### [Exercise]
Pull out every line of the listing below where "research" appears.

### [Entries supplied]
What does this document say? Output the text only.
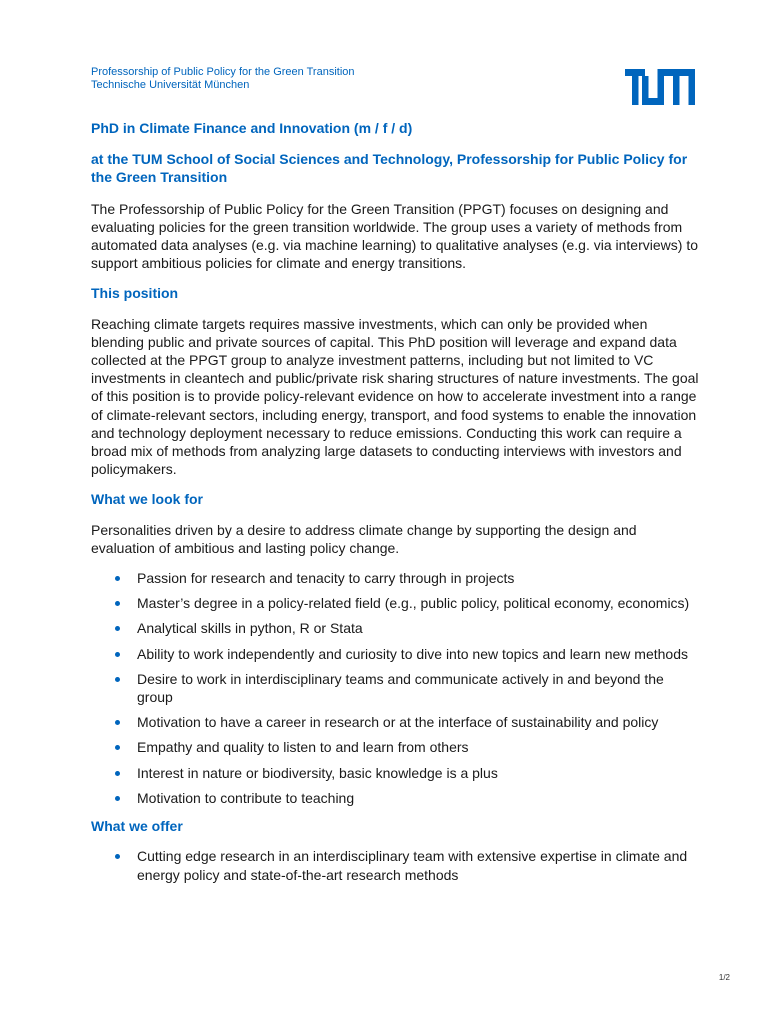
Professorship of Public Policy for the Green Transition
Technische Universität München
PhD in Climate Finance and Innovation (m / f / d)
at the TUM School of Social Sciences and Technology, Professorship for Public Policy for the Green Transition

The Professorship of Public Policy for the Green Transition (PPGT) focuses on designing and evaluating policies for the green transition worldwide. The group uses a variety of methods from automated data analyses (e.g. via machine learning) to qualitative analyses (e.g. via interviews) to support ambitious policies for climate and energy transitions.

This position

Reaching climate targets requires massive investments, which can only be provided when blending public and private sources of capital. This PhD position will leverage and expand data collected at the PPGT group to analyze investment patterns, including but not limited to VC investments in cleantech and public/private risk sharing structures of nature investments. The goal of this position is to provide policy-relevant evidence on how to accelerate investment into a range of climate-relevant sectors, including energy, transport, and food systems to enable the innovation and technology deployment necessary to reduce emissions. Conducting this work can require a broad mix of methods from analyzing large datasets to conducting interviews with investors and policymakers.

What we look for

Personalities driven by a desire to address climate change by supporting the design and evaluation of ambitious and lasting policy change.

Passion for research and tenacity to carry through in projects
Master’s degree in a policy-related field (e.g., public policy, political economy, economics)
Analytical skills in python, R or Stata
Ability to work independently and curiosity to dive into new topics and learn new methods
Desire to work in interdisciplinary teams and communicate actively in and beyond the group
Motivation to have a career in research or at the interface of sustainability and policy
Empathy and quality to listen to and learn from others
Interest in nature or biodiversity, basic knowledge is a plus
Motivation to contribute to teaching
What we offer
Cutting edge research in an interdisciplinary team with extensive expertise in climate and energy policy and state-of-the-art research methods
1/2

### [Task solution]
Passion for research and tenacity to carry through in projects
Motivation to have a career in research or at the interface of sustainability and policy
Cutting edge research in an interdisciplinary team with extensive expertise in climate and energy policy and state-of-the-art research methods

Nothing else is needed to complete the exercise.